> _PROBLEM TO WORK ON_
Copy the entries word for word, from the start of the entries through the line that contains "cell-total: 06:01 [178,665,237,690]", including that line.

-- START OF MATERIAL PROVIDED --

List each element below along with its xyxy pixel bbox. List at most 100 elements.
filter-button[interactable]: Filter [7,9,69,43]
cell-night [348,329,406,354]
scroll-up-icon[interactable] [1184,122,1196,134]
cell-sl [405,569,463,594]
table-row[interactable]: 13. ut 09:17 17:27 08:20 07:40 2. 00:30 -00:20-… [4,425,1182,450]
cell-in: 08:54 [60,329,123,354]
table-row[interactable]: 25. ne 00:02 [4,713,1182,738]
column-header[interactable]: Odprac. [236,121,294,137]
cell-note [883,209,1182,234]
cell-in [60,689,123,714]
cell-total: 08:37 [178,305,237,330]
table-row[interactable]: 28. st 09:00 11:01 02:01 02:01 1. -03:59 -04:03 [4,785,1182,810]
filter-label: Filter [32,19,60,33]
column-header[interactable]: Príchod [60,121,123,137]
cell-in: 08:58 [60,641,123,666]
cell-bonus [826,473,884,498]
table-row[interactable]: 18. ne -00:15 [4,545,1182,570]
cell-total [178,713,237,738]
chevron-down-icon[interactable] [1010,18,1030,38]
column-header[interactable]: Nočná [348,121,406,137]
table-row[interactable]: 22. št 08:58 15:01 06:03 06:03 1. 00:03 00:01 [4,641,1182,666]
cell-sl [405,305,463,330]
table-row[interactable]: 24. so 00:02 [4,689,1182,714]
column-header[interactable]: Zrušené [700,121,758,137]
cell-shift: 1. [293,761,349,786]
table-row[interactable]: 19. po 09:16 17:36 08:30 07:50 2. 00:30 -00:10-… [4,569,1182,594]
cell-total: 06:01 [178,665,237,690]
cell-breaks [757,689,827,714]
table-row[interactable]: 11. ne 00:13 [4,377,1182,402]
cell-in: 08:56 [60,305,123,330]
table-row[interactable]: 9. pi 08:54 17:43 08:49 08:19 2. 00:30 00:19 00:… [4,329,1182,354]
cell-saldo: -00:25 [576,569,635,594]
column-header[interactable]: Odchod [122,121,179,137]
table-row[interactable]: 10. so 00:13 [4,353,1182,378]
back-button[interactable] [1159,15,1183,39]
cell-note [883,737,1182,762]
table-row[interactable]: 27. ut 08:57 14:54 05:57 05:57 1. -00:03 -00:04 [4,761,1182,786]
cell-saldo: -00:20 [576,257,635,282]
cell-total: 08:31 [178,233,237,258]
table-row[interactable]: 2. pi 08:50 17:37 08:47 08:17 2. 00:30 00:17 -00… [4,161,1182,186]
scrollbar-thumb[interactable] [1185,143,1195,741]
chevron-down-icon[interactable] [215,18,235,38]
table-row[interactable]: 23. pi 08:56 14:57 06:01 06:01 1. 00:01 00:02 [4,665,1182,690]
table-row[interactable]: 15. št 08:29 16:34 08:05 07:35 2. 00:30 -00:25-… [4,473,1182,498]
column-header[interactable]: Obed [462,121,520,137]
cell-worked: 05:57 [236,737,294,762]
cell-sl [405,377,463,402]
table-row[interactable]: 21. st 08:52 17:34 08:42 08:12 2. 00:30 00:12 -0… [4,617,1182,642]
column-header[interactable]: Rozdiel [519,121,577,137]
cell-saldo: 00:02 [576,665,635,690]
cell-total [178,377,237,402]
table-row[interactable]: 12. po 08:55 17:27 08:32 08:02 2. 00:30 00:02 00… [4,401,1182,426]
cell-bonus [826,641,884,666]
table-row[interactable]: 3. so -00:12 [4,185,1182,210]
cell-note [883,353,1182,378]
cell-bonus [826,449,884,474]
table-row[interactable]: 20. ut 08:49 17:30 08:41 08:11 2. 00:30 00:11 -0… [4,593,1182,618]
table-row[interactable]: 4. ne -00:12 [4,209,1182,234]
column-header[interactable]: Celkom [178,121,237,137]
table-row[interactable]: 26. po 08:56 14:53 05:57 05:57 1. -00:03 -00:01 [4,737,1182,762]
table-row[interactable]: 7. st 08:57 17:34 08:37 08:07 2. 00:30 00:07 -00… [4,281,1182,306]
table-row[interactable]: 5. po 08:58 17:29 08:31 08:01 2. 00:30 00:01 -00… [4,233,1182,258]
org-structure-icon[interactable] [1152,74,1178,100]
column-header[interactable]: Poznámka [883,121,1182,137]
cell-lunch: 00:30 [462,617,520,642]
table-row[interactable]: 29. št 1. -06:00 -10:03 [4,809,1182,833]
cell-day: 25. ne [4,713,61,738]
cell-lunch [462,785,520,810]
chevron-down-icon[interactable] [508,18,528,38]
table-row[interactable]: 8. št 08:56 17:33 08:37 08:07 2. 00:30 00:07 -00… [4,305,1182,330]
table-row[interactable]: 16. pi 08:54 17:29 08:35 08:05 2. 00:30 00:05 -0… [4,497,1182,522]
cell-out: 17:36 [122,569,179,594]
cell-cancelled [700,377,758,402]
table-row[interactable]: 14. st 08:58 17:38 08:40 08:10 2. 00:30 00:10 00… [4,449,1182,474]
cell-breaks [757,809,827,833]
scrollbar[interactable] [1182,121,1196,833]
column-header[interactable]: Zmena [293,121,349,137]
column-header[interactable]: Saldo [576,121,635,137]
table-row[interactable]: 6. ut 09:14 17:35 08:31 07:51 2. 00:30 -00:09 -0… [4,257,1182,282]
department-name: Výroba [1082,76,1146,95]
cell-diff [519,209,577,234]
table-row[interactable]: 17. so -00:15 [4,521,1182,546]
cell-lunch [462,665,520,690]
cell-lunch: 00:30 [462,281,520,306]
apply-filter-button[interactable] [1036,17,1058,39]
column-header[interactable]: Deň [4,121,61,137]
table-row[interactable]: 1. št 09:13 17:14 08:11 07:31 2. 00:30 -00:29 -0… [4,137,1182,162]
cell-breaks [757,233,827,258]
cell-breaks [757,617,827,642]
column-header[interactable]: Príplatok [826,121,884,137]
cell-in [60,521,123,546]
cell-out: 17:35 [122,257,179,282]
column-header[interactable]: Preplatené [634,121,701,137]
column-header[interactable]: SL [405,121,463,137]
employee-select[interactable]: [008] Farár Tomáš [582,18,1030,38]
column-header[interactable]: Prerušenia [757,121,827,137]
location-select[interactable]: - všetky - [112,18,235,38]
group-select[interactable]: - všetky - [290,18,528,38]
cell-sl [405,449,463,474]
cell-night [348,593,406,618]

-- END OF MATERIAL PROVIDED --

> _RESPONSE BELOW_
List each element below along with its xyxy pixel bbox. List at most 100 elements.
filter-button[interactable]: Filter [7,9,69,43]
cell-night [348,329,406,354]
scroll-up-icon[interactable] [1184,122,1196,134]
cell-sl [405,569,463,594]
table-row[interactable]: 13. ut 09:17 17:27 08:20 07:40 2. 00:30 -00:20-… [4,425,1182,450]
cell-in: 08:54 [60,329,123,354]
table-row[interactable]: 25. ne 00:02 [4,713,1182,738]
column-header[interactable]: Odprac. [236,121,294,137]
cell-note [883,209,1182,234]
cell-in [60,689,123,714]
cell-total: 08:37 [178,305,237,330]
table-row[interactable]: 28. st 09:00 11:01 02:01 02:01 1. -03:59 -04:03 [4,785,1182,810]
filter-label: Filter [32,19,60,33]
column-header[interactable]: Príchod [60,121,123,137]
cell-in: 08:58 [60,641,123,666]
cell-bonus [826,473,884,498]
table-row[interactable]: 18. ne -00:15 [4,545,1182,570]
cell-total [178,713,237,738]
chevron-down-icon[interactable] [1010,18,1030,38]
column-header[interactable]: Nočná [348,121,406,137]
table-row[interactable]: 22. št 08:58 15:01 06:03 06:03 1. 00:03 00:01 [4,641,1182,666]
cell-sl [405,305,463,330]
table-row[interactable]: 24. so 00:02 [4,689,1182,714]
column-header[interactable]: Zrušené [700,121,758,137]
cell-shift: 1. [293,761,349,786]
table-row[interactable]: 19. po 09:16 17:36 08:30 07:50 2. 00:30 -00:10-… [4,569,1182,594]
cell-total: 06:01 [178,665,237,690]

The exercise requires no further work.